--- WHAT IS EXPECTED ---
Copy out all lines where "JSON" appears.

--- GIVEN RECORDS ---

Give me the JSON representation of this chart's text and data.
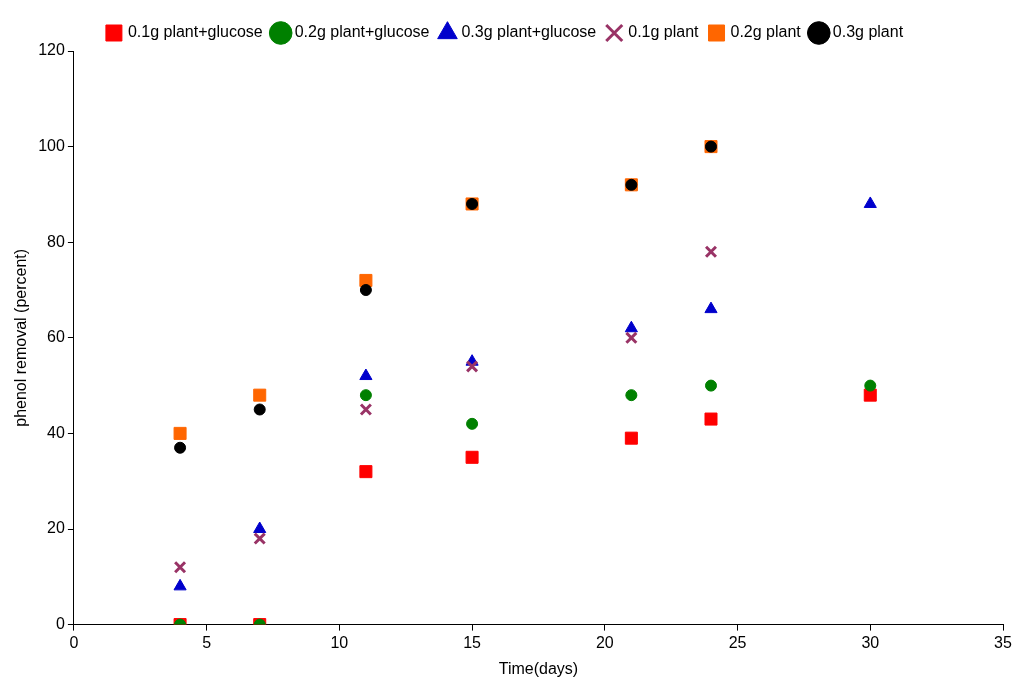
{
  "chart_data": {
    "type": "scatter",
    "xlabel": "Time(days)",
    "ylabel": "phenol removal (percent)",
    "xlim": [
      0,
      35
    ],
    "xticks": [
      0,
      5,
      10,
      15,
      20,
      25,
      30,
      35
    ],
    "ylim": [
      0,
      120
    ],
    "yticks": [
      0,
      20,
      40,
      60,
      80,
      100,
      120
    ],
    "grid": false,
    "legend": "top",
    "series": [
      {
        "name": "0.1g plant+glucose",
        "color": "#ff0000",
        "marker": "square",
        "x": [
          4,
          7,
          11,
          15,
          21,
          24,
          30
        ],
        "values": [
          0,
          0,
          32,
          35,
          39,
          43,
          48
        ]
      },
      {
        "name": "0.2g plant+glucose",
        "color": "#008000",
        "marker": "circle",
        "x": [
          4,
          7,
          11,
          15,
          21,
          24,
          30
        ],
        "values": [
          0,
          0,
          48,
          42,
          48,
          50,
          50
        ]
      },
      {
        "name": "0.3g plant+glucose",
        "color": "#0000cc",
        "marker": "triangle",
        "x": [
          4,
          7,
          11,
          15,
          21,
          24,
          30
        ],
        "values": [
          8,
          20,
          52,
          55,
          62,
          66,
          88
        ]
      },
      {
        "name": "0.1g plant",
        "color": "#993366",
        "marker": "cross",
        "x": [
          4,
          7,
          11,
          15,
          21,
          24
        ],
        "values": [
          12,
          18,
          45,
          54,
          60,
          78
        ]
      },
      {
        "name": "0.2g plant",
        "color": "#ff6600",
        "marker": "square",
        "x": [
          4,
          7,
          11,
          15,
          21,
          24
        ],
        "values": [
          40,
          48,
          72,
          88,
          92,
          100
        ]
      },
      {
        "name": "0.3g plant",
        "color": "#000000",
        "marker": "circle",
        "x": [
          4,
          7,
          11,
          15,
          21,
          24
        ],
        "values": [
          37,
          45,
          70,
          88,
          92,
          100
        ]
      }
    ]
  }
}
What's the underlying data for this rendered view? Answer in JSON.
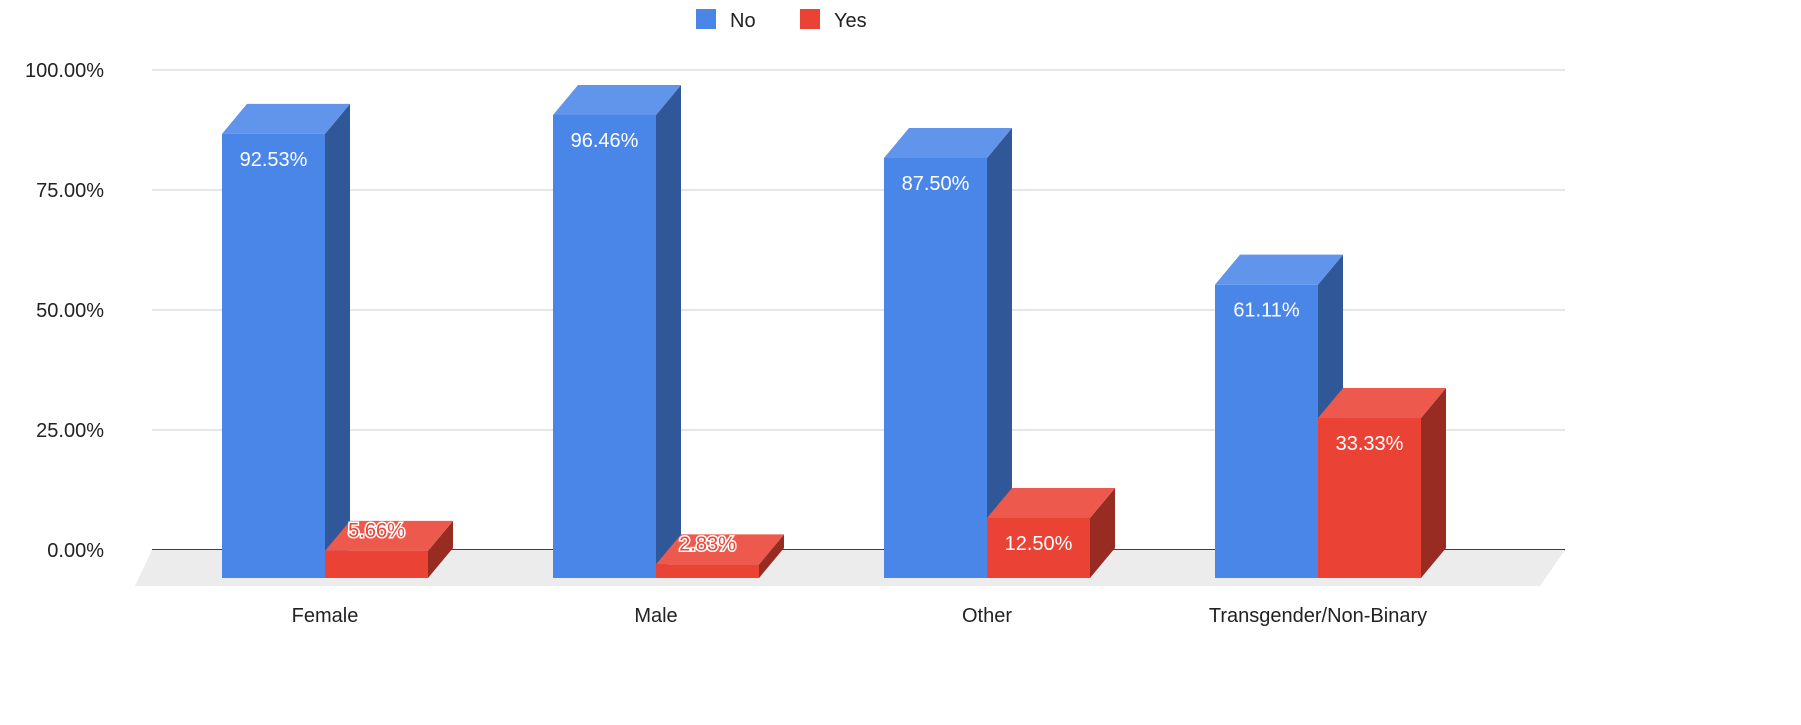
{
  "chart_data": {
    "type": "bar",
    "style": "3d",
    "categories": [
      "Female",
      "Male",
      "Other",
      "Transgender/Non-Binary"
    ],
    "series": [
      {
        "name": "No",
        "color": "#4a86e8",
        "values": [
          92.53,
          96.46,
          87.5,
          61.11
        ],
        "labels": [
          "92.53%",
          "96.46%",
          "87.50%",
          "61.11%"
        ]
      },
      {
        "name": "Yes",
        "color": "#ea4335",
        "values": [
          5.66,
          2.83,
          12.5,
          33.33
        ],
        "labels": [
          "5.66%",
          "2.83%",
          "12.50%",
          "33.33%"
        ]
      }
    ],
    "yticks": [
      "0.00%",
      "25.00%",
      "50.00%",
      "75.00%",
      "100.00%"
    ],
    "ylim": [
      0,
      100
    ],
    "grid": true,
    "legend_position": "top-center",
    "title": "",
    "xlabel": "",
    "ylabel": ""
  }
}
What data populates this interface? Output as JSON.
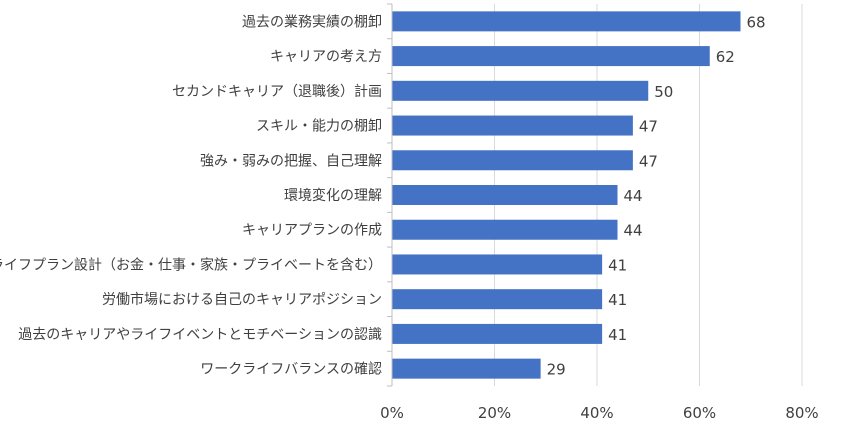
{
  "chart_data": {
    "type": "bar",
    "orientation": "horizontal",
    "categories": [
      "過去の業務実績の棚卸",
      "キャリアの考え方",
      "セカンドキャリア（退職後）計画",
      "スキル・能力の棚卸",
      "強み・弱みの把握、自己理解",
      "環境変化の理解",
      "キャリアプランの作成",
      "ライフプラン設計（お金・仕事・家族・プライベートを含む）",
      "労働市場における自己のキャリアポジション",
      "過去のキャリアやライフイベントとモチベーションの認識",
      "ワークライフバランスの確認"
    ],
    "values": [
      68,
      62,
      50,
      47,
      47,
      44,
      44,
      41,
      41,
      41,
      29
    ],
    "xlim": [
      0,
      80
    ],
    "x_ticks": [
      0,
      20,
      40,
      60,
      80
    ],
    "x_tick_labels": [
      "0%",
      "20%",
      "40%",
      "60%",
      "80%"
    ],
    "grid": "vertical",
    "legend": "none",
    "bar_color": "#4472C4",
    "title": "",
    "xlabel": "",
    "ylabel": ""
  }
}
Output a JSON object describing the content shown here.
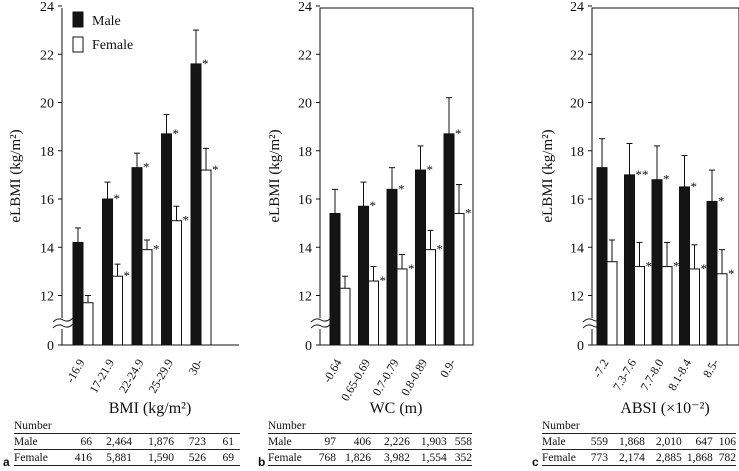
{
  "chart_data": [
    {
      "type": "bar",
      "panel": "a",
      "title": "",
      "xlabel": "BMI (kg/m²)",
      "ylabel": "eLBMI (kg/m²)",
      "ylim": [
        0,
        24
      ],
      "axis_break": "between 0 and 12",
      "yticks": [
        "0",
        "12",
        "14",
        "16",
        "18",
        "20",
        "22",
        "24"
      ],
      "categories": [
        "-16.9",
        "17-21.9",
        "22-24.9",
        "25-29.9",
        "30-"
      ],
      "legend": {
        "position": "top-left",
        "entries": [
          "Male",
          "Female"
        ]
      },
      "series": [
        {
          "name": "Male",
          "values": [
            14.2,
            16.0,
            17.3,
            18.7,
            21.6
          ],
          "errors": [
            0.6,
            0.7,
            0.6,
            0.8,
            1.4
          ],
          "labels": [
            "",
            "*",
            "*",
            "*",
            "*"
          ]
        },
        {
          "name": "Female",
          "values": [
            11.7,
            12.8,
            13.9,
            15.1,
            17.2
          ],
          "errors": [
            0.3,
            0.5,
            0.4,
            0.6,
            0.9
          ],
          "labels": [
            "",
            "*",
            "*",
            "*",
            "*"
          ]
        }
      ],
      "table": {
        "title": "Number",
        "rows": [
          {
            "label": "Male",
            "values": [
              "66",
              "2,464",
              "1,876",
              "723",
              "61"
            ]
          },
          {
            "label": "Female",
            "values": [
              "416",
              "5,881",
              "1,590",
              "526",
              "69"
            ]
          }
        ]
      }
    },
    {
      "type": "bar",
      "panel": "b",
      "title": "",
      "xlabel": "WC (m)",
      "ylabel": "eLBMI (kg/m²)",
      "ylim": [
        0,
        24
      ],
      "axis_break": "between 0 and 12",
      "yticks": [
        "0",
        "12",
        "14",
        "16",
        "18",
        "20",
        "22",
        "24"
      ],
      "categories": [
        "-0.64",
        "0.65-0.69",
        "0.7-0.79",
        "0.8-0.89",
        "0.9-"
      ],
      "series": [
        {
          "name": "Male",
          "values": [
            15.4,
            15.7,
            16.4,
            17.2,
            18.7
          ],
          "errors": [
            1.0,
            1.0,
            0.9,
            1.0,
            1.5
          ],
          "labels": [
            "",
            "*",
            "*",
            "*",
            "*"
          ]
        },
        {
          "name": "Female",
          "values": [
            12.3,
            12.6,
            13.1,
            13.9,
            15.4
          ],
          "errors": [
            0.5,
            0.6,
            0.6,
            0.8,
            1.2
          ],
          "labels": [
            "",
            "*",
            "*",
            "*",
            "*"
          ]
        }
      ],
      "table": {
        "title": "Number",
        "rows": [
          {
            "label": "Male",
            "values": [
              "97",
              "406",
              "2,226",
              "1,903",
              "558"
            ]
          },
          {
            "label": "Female",
            "values": [
              "768",
              "1,826",
              "3,982",
              "1,554",
              "352"
            ]
          }
        ]
      }
    },
    {
      "type": "bar",
      "panel": "c",
      "title": "",
      "xlabel": "ABSI (×10⁻²)",
      "ylabel": "eLBMI (kg/m²)",
      "ylim": [
        0,
        24
      ],
      "axis_break": "between 0 and 12",
      "yticks": [
        "0",
        "12",
        "14",
        "16",
        "18",
        "20",
        "22",
        "24"
      ],
      "categories": [
        "-7.2",
        "7.3-7.6",
        "7.7-8.0",
        "8.1-8.4",
        "8.5-"
      ],
      "series": [
        {
          "name": "Male",
          "values": [
            17.3,
            17.0,
            16.8,
            16.5,
            15.9
          ],
          "errors": [
            1.2,
            1.3,
            1.4,
            1.3,
            1.3
          ],
          "labels": [
            "",
            "**",
            "*",
            "*",
            "*"
          ]
        },
        {
          "name": "Female",
          "values": [
            13.4,
            13.2,
            13.2,
            13.1,
            12.9
          ],
          "errors": [
            0.9,
            1.0,
            1.0,
            1.0,
            1.0
          ],
          "labels": [
            "",
            "**",
            "*",
            "*",
            "*"
          ]
        }
      ],
      "table": {
        "title": "Number",
        "rows": [
          {
            "label": "Male",
            "values": [
              "559",
              "1,868",
              "2,010",
              "647",
              "106"
            ]
          },
          {
            "label": "Female",
            "values": [
              "773",
              "2,174",
              "2,885",
              "1,868",
              "782"
            ]
          }
        ]
      }
    }
  ],
  "colors": {
    "male": "#141414",
    "female": "#ffffff",
    "axis": "#111111"
  }
}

--- TASK RESULT ---
Give me the JSON representation of this chart's text and data.
What's the underlying data for this rendered view? Answer in JSON.
What data populates this interface? Output as JSON.
Output a JSON object describing the content shown here.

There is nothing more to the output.